* [MATERIALS PROVIDED]:
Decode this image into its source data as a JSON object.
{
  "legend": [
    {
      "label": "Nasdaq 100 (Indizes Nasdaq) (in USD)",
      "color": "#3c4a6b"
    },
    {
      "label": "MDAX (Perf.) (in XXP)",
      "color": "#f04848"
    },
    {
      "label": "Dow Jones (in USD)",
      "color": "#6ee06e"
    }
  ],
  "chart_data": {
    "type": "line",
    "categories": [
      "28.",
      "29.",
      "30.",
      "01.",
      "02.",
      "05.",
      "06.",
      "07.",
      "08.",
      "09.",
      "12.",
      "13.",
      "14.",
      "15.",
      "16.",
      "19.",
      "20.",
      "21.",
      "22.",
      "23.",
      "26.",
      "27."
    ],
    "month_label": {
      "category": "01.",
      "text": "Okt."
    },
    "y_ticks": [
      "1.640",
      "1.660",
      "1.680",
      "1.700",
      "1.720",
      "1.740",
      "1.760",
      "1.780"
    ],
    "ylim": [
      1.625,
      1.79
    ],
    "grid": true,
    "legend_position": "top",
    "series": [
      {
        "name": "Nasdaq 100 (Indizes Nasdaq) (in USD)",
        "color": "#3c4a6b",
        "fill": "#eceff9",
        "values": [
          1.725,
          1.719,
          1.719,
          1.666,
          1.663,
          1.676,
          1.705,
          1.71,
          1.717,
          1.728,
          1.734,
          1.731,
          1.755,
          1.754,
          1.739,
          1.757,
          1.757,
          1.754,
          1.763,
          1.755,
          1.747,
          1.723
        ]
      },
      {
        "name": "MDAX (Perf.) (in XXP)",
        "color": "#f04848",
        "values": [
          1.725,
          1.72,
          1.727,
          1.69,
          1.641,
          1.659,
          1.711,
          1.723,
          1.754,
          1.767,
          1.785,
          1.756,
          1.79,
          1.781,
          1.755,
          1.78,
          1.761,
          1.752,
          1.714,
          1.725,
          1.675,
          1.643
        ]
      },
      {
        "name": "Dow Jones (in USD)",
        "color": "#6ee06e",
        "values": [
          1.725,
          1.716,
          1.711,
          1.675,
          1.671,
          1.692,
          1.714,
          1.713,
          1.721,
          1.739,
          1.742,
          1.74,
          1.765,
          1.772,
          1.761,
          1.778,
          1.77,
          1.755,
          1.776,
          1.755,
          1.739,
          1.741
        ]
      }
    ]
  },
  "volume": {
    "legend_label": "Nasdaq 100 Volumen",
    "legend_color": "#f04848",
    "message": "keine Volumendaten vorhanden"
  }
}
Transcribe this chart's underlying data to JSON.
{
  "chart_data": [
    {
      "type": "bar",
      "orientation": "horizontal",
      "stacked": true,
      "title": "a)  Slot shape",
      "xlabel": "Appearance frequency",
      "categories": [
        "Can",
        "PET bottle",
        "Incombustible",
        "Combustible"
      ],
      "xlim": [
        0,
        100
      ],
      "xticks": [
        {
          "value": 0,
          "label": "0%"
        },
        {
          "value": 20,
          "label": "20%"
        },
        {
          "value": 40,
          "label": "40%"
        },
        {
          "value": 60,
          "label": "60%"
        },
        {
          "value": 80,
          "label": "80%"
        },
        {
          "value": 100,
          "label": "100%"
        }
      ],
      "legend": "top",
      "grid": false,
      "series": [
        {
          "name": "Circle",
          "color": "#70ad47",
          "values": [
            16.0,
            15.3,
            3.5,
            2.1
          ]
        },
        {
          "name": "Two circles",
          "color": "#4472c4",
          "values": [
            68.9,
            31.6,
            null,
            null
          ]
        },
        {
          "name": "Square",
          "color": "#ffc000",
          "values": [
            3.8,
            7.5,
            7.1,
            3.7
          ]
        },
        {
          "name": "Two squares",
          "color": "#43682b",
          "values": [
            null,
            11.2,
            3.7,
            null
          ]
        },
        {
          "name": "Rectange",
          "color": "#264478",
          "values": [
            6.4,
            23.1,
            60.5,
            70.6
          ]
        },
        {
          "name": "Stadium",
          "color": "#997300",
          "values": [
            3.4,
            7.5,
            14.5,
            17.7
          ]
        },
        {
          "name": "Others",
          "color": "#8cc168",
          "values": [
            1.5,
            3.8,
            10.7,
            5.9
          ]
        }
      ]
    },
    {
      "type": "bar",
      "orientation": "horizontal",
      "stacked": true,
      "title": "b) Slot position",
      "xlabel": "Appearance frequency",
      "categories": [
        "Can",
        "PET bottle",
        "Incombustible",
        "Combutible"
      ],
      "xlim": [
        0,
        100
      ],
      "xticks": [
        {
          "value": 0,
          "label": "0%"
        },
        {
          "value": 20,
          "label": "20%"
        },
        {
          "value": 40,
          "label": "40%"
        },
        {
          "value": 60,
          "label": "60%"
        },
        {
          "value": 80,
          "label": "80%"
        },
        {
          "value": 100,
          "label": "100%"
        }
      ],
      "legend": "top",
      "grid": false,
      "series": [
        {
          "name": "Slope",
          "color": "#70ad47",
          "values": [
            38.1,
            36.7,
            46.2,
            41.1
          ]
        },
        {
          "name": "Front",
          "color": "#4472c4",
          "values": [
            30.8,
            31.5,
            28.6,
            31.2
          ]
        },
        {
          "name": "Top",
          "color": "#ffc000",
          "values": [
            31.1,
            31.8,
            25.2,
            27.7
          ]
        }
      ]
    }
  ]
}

* [THE EXERCISE]: Reproduce the records above exactly.

* [SOLUTION TO THIS TASK]:
Decode this image into its source data as a JSON object.
{
  "legend": [
    {
      "label": "Nasdaq 100 (Indizes Nasdaq) (in USD)",
      "color": "#3c4a6b"
    },
    {
      "label": "MDAX (Perf.) (in XXP)",
      "color": "#f04848"
    },
    {
      "label": "Dow Jones (in USD)",
      "color": "#6ee06e"
    }
  ],
  "chart_data": {
    "type": "line",
    "categories": [
      "28.",
      "29.",
      "30.",
      "01.",
      "02.",
      "05.",
      "06.",
      "07.",
      "08.",
      "09.",
      "12.",
      "13.",
      "14.",
      "15.",
      "16.",
      "19.",
      "20.",
      "21.",
      "22.",
      "23.",
      "26.",
      "27."
    ],
    "month_label": {
      "category": "01.",
      "text": "Okt."
    },
    "y_ticks": [
      "1.640",
      "1.660",
      "1.680",
      "1.700",
      "1.720",
      "1.740",
      "1.760",
      "1.780"
    ],
    "ylim": [
      1.625,
      1.79
    ],
    "grid": true,
    "legend_position": "top",
    "series": [
      {
        "name": "Nasdaq 100 (Indizes Nasdaq) (in USD)",
        "color": "#3c4a6b",
        "fill": "#eceff9",
        "values": [
          1.725,
          1.719,
          1.719,
          1.666,
          1.663,
          1.676,
          1.705,
          1.71,
          1.717,
          1.728,
          1.734,
          1.731,
          1.755,
          1.754,
          1.739,
          1.757,
          1.757,
          1.754,
          1.763,
          1.755,
          1.747,
          1.723
        ]
      },
      {
        "name": "MDAX (Perf.) (in XXP)",
        "color": "#f04848",
        "values": [
          1.725,
          1.72,
          1.727,
          1.69,
          1.641,
          1.659,
          1.711,
          1.723,
          1.754,
          1.767,
          1.785,
          1.756,
          1.79,
          1.781,
          1.755,
          1.78,
          1.761,
          1.752,
          1.714,
          1.725,
          1.675,
          1.643
        ]
      },
      {
        "name": "Dow Jones (in USD)",
        "color": "#6ee06e",
        "values": [
          1.725,
          1.716,
          1.711,
          1.675,
          1.671,
          1.692,
          1.714,
          1.713,
          1.721,
          1.739,
          1.742,
          1.74,
          1.765,
          1.772,
          1.761,
          1.778,
          1.77,
          1.755,
          1.776,
          1.755,
          1.739,
          1.741
        ]
      }
    ]
  },
  "volume": {
    "legend_label": "Nasdaq 100 Volumen",
    "legend_color": "#f04848",
    "message": "keine Volumendaten vorhanden"
  }
}
Transcribe this chart's underlying data to JSON.
{
  "chart_data": [
    {
      "type": "bar",
      "orientation": "horizontal",
      "stacked": true,
      "title": "a)  Slot shape",
      "xlabel": "Appearance frequency",
      "categories": [
        "Can",
        "PET bottle",
        "Incombustible",
        "Combustible"
      ],
      "xlim": [
        0,
        100
      ],
      "xticks": [
        {
          "value": 0,
          "label": "0%"
        },
        {
          "value": 20,
          "label": "20%"
        },
        {
          "value": 40,
          "label": "40%"
        },
        {
          "value": 60,
          "label": "60%"
        },
        {
          "value": 80,
          "label": "80%"
        },
        {
          "value": 100,
          "label": "100%"
        }
      ],
      "legend": "top",
      "grid": false,
      "series": [
        {
          "name": "Circle",
          "color": "#70ad47",
          "values": [
            16.0,
            15.3,
            3.5,
            2.1
          ]
        },
        {
          "name": "Two circles",
          "color": "#4472c4",
          "values": [
            68.9,
            31.6,
            null,
            null
          ]
        },
        {
          "name": "Square",
          "color": "#ffc000",
          "values": [
            3.8,
            7.5,
            7.1,
            3.7
          ]
        },
        {
          "name": "Two squares",
          "color": "#43682b",
          "values": [
            null,
            11.2,
            3.7,
            null
          ]
        },
        {
          "name": "Rectange",
          "color": "#264478",
          "values": [
            6.4,
            23.1,
            60.5,
            70.6
          ]
        },
        {
          "name": "Stadium",
          "color": "#997300",
          "values": [
            3.4,
            7.5,
            14.5,
            17.7
          ]
        },
        {
          "name": "Others",
          "color": "#8cc168",
          "values": [
            1.5,
            3.8,
            10.7,
            5.9
          ]
        }
      ]
    },
    {
      "type": "bar",
      "orientation": "horizontal",
      "stacked": true,
      "title": "b) Slot position",
      "xlabel": "Appearance frequency",
      "categories": [
        "Can",
        "PET bottle",
        "Incombustible",
        "Combutible"
      ],
      "xlim": [
        0,
        100
      ],
      "xticks": [
        {
          "value": 0,
          "label": "0%"
        },
        {
          "value": 20,
          "label": "20%"
        },
        {
          "value": 40,
          "label": "40%"
        },
        {
          "value": 60,
          "label": "60%"
        },
        {
          "value": 80,
          "label": "80%"
        },
        {
          "value": 100,
          "label": "100%"
        }
      ],
      "legend": "top",
      "grid": false,
      "series": [
        {
          "name": "Slope",
          "color": "#70ad47",
          "values": [
            38.1,
            36.7,
            46.2,
            41.1
          ]
        },
        {
          "name": "Front",
          "color": "#4472c4",
          "values": [
            30.8,
            31.5,
            28.6,
            31.2
          ]
        },
        {
          "name": "Top",
          "color": "#ffc000",
          "values": [
            31.1,
            31.8,
            25.2,
            27.7
          ]
        }
      ]
    }
  ]
}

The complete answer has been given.